● Written problem: Pick out every line with the word "genres" and copy it.

● Input rows:
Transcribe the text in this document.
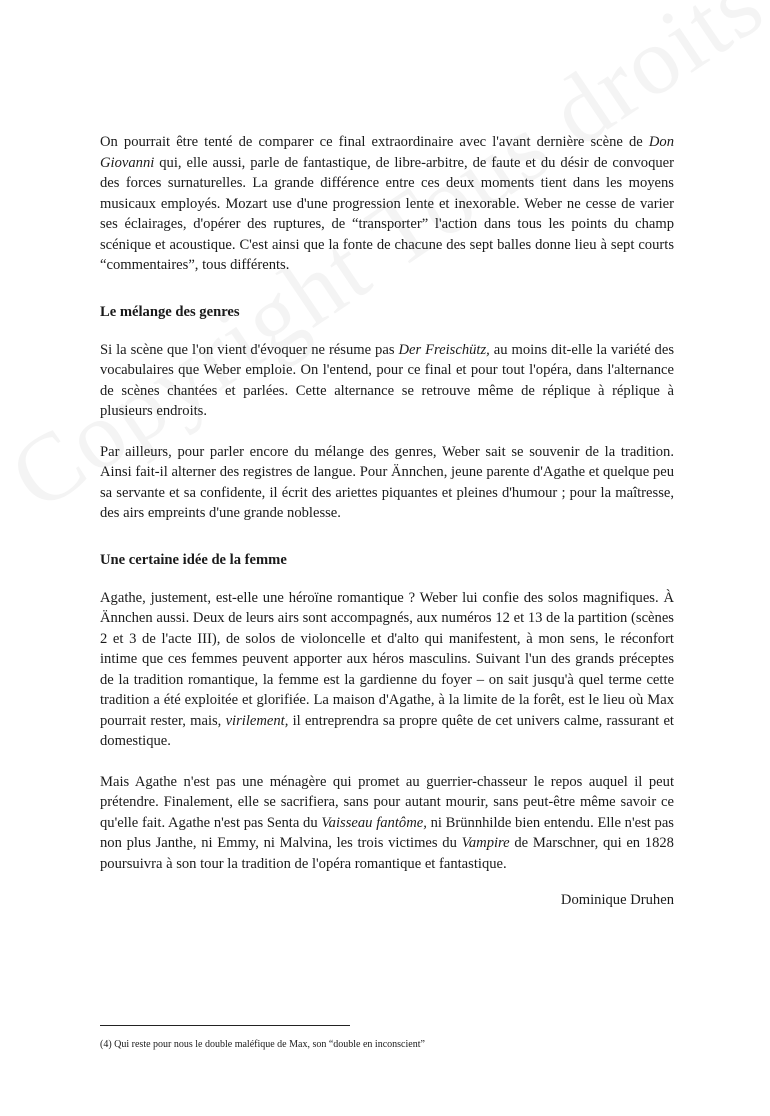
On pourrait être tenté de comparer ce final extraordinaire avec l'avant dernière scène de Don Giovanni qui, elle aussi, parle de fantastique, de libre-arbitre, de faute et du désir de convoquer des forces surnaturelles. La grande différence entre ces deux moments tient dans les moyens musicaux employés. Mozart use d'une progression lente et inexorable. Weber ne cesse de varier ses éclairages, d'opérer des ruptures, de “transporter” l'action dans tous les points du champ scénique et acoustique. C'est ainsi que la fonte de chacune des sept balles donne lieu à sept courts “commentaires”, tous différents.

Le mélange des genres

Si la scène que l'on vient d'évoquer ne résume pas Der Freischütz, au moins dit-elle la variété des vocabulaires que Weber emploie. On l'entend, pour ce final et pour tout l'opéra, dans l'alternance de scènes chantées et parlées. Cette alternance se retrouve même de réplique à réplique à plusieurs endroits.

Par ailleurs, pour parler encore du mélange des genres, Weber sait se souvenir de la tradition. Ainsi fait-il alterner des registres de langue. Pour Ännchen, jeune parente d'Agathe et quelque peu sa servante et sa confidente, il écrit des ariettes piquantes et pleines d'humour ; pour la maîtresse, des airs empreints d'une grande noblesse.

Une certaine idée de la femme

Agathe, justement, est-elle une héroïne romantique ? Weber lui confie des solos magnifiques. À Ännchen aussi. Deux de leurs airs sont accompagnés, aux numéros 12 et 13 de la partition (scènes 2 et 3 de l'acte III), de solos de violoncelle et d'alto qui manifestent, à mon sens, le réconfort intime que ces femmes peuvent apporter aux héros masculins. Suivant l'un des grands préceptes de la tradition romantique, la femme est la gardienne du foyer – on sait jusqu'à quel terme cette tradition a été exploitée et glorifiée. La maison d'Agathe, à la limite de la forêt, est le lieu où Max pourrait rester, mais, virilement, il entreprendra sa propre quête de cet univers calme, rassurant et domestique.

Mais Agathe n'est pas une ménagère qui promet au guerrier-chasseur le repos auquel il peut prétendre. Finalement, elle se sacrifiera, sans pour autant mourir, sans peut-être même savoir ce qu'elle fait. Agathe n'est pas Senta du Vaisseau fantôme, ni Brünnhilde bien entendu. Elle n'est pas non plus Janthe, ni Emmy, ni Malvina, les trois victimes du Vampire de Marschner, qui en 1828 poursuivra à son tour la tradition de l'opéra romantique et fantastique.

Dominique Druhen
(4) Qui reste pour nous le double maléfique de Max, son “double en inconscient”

● Answer to this problem:
Le mélange des genres
Par ailleurs, pour parler encore du mélange des genres, Weber sait se souvenir de la tradition. Ainsi fait-il alterner des registres de langue. Pour Ännchen, jeune parente d'Agathe et quelque peu sa servante et sa confidente, il écrit des ariettes piquantes et pleines d'humour ; pour la maîtresse, des airs empreints d'une grande noblesse.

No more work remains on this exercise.